EXERCISE:
Each entry needs to be restated exactly as written.

TASK MATERIAL:
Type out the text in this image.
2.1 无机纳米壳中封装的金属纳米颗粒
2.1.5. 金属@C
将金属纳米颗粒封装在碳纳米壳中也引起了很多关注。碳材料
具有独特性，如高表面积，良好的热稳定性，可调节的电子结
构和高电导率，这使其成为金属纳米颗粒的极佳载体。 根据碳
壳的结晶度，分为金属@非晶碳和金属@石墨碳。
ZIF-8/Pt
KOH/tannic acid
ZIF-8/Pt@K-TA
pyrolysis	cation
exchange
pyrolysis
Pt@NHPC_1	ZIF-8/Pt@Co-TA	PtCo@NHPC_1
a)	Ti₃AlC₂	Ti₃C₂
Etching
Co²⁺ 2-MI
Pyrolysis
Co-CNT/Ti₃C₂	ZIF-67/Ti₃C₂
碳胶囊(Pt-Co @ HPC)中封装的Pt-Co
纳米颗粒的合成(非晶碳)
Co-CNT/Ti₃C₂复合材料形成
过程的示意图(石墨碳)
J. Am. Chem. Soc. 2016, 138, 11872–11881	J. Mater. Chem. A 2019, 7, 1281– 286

WRITTEN SOLUTION:
Type out the text in this image.
2.1 无机纳米壳中封装的金属纳米颗粒
2.1.5. 金属@C
将金属纳米颗粒封装在碳纳米壳中也引起了很多关注。碳材料
具有独特性，如高表面积，良好的热稳定性，可调节的电子结
构和高电导率，这使其成为金属纳米颗粒的极佳载体。 根据碳
壳的结晶度，分为金属@非晶碳和金属@石墨碳。
ZIF-8/Pt
KOH/tannic acid
ZIF-8/Pt@K-TA
pyrolysis	cation
exchange
pyrolysis
Pt@NHPC_1	ZIF-8/Pt@Co-TA	PtCo@NHPC_1
a)	Ti₃AlC₂	Ti₃C₂
Etching
Co²⁺ 2-MI
Pyrolysis
Co-CNT/Ti₃C₂	ZIF-67/Ti₃C₂
碳胶囊(Pt-Co @ HPC)中封装的Pt-Co
纳米颗粒的合成(非晶碳)
Co-CNT/Ti₃C₂复合材料形成
过程的示意图(石墨碳)
J. Am. Chem. Soc. 2016, 138, 11872–11881	J. Mater. Chem. A 2019, 7, 1281– 286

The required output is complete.